» **SET PROBLEM**
Repeat each line exactly as it is written.

- - -

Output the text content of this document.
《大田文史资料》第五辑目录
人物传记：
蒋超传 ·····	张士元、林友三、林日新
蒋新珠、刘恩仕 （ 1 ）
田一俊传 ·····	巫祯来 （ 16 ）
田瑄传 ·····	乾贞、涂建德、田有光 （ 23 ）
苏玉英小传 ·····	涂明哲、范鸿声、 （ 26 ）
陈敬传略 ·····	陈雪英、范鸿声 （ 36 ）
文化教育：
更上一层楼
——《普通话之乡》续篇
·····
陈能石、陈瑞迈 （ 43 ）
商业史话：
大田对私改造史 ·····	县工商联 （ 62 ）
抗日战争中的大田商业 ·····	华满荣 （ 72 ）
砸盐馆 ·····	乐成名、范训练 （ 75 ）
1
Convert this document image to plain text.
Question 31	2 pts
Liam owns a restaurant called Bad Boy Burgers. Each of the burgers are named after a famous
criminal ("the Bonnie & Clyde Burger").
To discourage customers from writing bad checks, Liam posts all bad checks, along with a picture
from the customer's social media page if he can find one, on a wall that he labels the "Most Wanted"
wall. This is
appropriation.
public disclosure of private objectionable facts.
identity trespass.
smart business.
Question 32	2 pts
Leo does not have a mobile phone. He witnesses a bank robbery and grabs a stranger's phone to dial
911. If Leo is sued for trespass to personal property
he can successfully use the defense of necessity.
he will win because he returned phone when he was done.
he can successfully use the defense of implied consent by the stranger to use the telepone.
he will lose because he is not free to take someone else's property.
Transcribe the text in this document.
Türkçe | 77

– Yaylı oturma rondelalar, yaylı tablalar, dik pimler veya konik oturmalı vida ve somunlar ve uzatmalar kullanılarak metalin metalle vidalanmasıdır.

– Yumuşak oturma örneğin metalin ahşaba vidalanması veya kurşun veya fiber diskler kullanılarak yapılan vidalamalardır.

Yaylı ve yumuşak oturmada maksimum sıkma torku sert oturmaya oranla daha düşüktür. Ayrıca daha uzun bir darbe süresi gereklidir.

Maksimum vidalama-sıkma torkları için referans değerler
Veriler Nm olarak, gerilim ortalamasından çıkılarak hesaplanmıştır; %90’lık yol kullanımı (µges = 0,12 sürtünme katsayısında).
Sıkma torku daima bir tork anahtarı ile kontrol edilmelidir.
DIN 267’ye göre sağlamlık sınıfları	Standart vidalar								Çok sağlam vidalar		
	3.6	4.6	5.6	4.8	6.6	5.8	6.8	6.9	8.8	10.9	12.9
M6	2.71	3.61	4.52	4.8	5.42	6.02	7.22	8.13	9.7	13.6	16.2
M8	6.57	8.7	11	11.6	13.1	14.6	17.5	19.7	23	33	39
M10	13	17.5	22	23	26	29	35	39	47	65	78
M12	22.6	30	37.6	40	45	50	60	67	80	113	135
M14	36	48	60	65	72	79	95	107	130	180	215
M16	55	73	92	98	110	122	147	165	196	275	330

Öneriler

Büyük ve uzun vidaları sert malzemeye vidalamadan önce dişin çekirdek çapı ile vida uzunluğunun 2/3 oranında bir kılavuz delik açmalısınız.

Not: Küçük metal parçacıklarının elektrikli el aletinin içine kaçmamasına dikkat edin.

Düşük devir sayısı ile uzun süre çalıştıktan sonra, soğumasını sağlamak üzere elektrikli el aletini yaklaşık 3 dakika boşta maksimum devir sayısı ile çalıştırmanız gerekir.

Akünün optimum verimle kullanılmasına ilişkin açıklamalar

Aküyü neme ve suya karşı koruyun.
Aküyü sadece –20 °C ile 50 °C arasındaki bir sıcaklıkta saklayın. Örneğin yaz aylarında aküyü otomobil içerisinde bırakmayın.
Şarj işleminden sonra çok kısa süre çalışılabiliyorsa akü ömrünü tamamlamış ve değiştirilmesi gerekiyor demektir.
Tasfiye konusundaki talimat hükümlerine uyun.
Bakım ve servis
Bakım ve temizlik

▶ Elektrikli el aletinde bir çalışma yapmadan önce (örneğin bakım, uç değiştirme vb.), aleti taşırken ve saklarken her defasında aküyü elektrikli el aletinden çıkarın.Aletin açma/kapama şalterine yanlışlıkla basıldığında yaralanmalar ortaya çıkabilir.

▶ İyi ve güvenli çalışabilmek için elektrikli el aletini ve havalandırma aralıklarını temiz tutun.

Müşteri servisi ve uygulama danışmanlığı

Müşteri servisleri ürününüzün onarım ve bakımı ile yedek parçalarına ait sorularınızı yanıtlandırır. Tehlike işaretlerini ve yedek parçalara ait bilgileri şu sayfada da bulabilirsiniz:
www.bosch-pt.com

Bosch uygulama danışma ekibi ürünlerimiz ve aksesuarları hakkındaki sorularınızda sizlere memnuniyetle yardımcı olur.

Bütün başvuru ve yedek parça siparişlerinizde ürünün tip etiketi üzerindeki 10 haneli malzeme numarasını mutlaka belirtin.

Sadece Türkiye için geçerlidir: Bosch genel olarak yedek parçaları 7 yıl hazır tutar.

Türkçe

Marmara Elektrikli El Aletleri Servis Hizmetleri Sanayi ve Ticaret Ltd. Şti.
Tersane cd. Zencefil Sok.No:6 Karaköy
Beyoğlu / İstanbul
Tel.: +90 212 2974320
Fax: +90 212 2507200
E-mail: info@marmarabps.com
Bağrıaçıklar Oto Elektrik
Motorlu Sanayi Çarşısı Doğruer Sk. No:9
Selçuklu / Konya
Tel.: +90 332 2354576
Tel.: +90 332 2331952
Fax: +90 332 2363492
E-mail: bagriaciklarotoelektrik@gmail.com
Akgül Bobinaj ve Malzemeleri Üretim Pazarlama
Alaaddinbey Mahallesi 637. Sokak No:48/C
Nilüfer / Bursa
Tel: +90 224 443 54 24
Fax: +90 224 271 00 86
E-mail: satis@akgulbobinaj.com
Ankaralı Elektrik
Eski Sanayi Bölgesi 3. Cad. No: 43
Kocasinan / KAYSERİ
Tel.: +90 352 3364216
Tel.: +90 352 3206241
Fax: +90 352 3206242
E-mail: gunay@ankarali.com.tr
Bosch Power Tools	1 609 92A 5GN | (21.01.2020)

- - -

» **IN RESPONSE**
Output the text content of this document.
《大田文史资料》第五辑目录
人物传记：
蒋超传 ·····	张士元、林友三、林日新
蒋新珠、刘恩仕 （ 1 ）
田一俊传 ·····	巫祯来 （ 16 ）
田瑄传 ·····	乾贞、涂建德、田有光 （ 23 ）
苏玉英小传 ·····	涂明哲、范鸿声、 （ 26 ）
陈敬传略 ·····	陈雪英、范鸿声 （ 36 ）
文化教育：
更上一层楼
——《普通话之乡》续篇
·····
陈能石、陈瑞迈 （ 43 ）
商业史话：
大田对私改造史 ·····	县工商联 （ 62 ）
抗日战争中的大田商业 ·····	华满荣 （ 72 ）
砸盐馆 ·····	乐成名、范训练 （ 75 ）
1
Convert this document image to plain text.
Question 31	2 pts
Liam owns a restaurant called Bad Boy Burgers. Each of the burgers are named after a famous
criminal ("the Bonnie & Clyde Burger").
To discourage customers from writing bad checks, Liam posts all bad checks, along with a picture
from the customer's social media page if he can find one, on a wall that he labels the "Most Wanted"
wall. This is
appropriation.
public disclosure of private objectionable facts.
identity trespass.
smart business.
Question 32	2 pts
Leo does not have a mobile phone. He witnesses a bank robbery and grabs a stranger's phone to dial
911. If Leo is sued for trespass to personal property
he can successfully use the defense of necessity.
he will win because he returned phone when he was done.
he can successfully use the defense of implied consent by the stranger to use the telepone.
he will lose because he is not free to take someone else's property.
Transcribe the text in this document.
Türkçe | 77

– Yaylı oturma rondelalar, yaylı tablalar, dik pimler veya konik oturmalı vida ve somunlar ve uzatmalar kullanılarak metalin metalle vidalanmasıdır.

– Yumuşak oturma örneğin metalin ahşaba vidalanması veya kurşun veya fiber diskler kullanılarak yapılan vidalamalardır.

Yaylı ve yumuşak oturmada maksimum sıkma torku sert oturmaya oranla daha düşüktür. Ayrıca daha uzun bir darbe süresi gereklidir.

Maksimum vidalama-sıkma torkları için referans değerler
Veriler Nm olarak, gerilim ortalamasından çıkılarak hesaplanmıştır; %90’lık yol kullanımı (µges = 0,12 sürtünme katsayısında).
Sıkma torku daima bir tork anahtarı ile kontrol edilmelidir.
DIN 267’ye göre sağlamlık sınıfları	Standart vidalar								Çok sağlam vidalar		
	3.6	4.6	5.6	4.8	6.6	5.8	6.8	6.9	8.8	10.9	12.9
M6	2.71	3.61	4.52	4.8	5.42	6.02	7.22	8.13	9.7	13.6	16.2
M8	6.57	8.7	11	11.6	13.1	14.6	17.5	19.7	23	33	39
M10	13	17.5	22	23	26	29	35	39	47	65	78
M12	22.6	30	37.6	40	45	50	60	67	80	113	135
M14	36	48	60	65	72	79	95	107	130	180	215
M16	55	73	92	98	110	122	147	165	196	275	330

Öneriler

Büyük ve uzun vidaları sert malzemeye vidalamadan önce dişin çekirdek çapı ile vida uzunluğunun 2/3 oranında bir kılavuz delik açmalısınız.

Not: Küçük metal parçacıklarının elektrikli el aletinin içine kaçmamasına dikkat edin.

Düşük devir sayısı ile uzun süre çalıştıktan sonra, soğumasını sağlamak üzere elektrikli el aletini yaklaşık 3 dakika boşta maksimum devir sayısı ile çalıştırmanız gerekir.

Akünün optimum verimle kullanılmasına ilişkin açıklamalar

Aküyü neme ve suya karşı koruyun.
Aküyü sadece –20 °C ile 50 °C arasındaki bir sıcaklıkta saklayın. Örneğin yaz aylarında aküyü otomobil içerisinde bırakmayın.
Şarj işleminden sonra çok kısa süre çalışılabiliyorsa akü ömrünü tamamlamış ve değiştirilmesi gerekiyor demektir.
Tasfiye konusundaki talimat hükümlerine uyun.
Bakım ve servis
Bakım ve temizlik

▶ Elektrikli el aletinde bir çalışma yapmadan önce (örneğin bakım, uç değiştirme vb.), aleti taşırken ve saklarken her defasında aküyü elektrikli el aletinden çıkarın.Aletin açma/kapama şalterine yanlışlıkla basıldığında yaralanmalar ortaya çıkabilir.

▶ İyi ve güvenli çalışabilmek için elektrikli el aletini ve havalandırma aralıklarını temiz tutun.

Müşteri servisi ve uygulama danışmanlığı

Müşteri servisleri ürününüzün onarım ve bakımı ile yedek parçalarına ait sorularınızı yanıtlandırır. Tehlike işaretlerini ve yedek parçalara ait bilgileri şu sayfada da bulabilirsiniz:
www.bosch-pt.com

Bosch uygulama danışma ekibi ürünlerimiz ve aksesuarları hakkındaki sorularınızda sizlere memnuniyetle yardımcı olur.

Bütün başvuru ve yedek parça siparişlerinizde ürünün tip etiketi üzerindeki 10 haneli malzeme numarasını mutlaka belirtin.

Sadece Türkiye için geçerlidir: Bosch genel olarak yedek parçaları 7 yıl hazır tutar.

Türkçe

Marmara Elektrikli El Aletleri Servis Hizmetleri Sanayi ve Ticaret Ltd. Şti.
Tersane cd. Zencefil Sok.No:6 Karaköy
Beyoğlu / İstanbul
Tel.: +90 212 2974320
Fax: +90 212 2507200
E-mail: info@marmarabps.com
Bağrıaçıklar Oto Elektrik
Motorlu Sanayi Çarşısı Doğruer Sk. No:9
Selçuklu / Konya
Tel.: +90 332 2354576
Tel.: +90 332 2331952
Fax: +90 332 2363492
E-mail: bagriaciklarotoelektrik@gmail.com
Akgül Bobinaj ve Malzemeleri Üretim Pazarlama
Alaaddinbey Mahallesi 637. Sokak No:48/C
Nilüfer / Bursa
Tel: +90 224 443 54 24
Fax: +90 224 271 00 86
E-mail: satis@akgulbobinaj.com
Ankaralı Elektrik
Eski Sanayi Bölgesi 3. Cad. No: 43
Kocasinan / KAYSERİ
Tel.: +90 352 3364216
Tel.: +90 352 3206241
Fax: +90 352 3206242
E-mail: gunay@ankarali.com.tr
Bosch Power Tools	1 609 92A 5GN | (21.01.2020)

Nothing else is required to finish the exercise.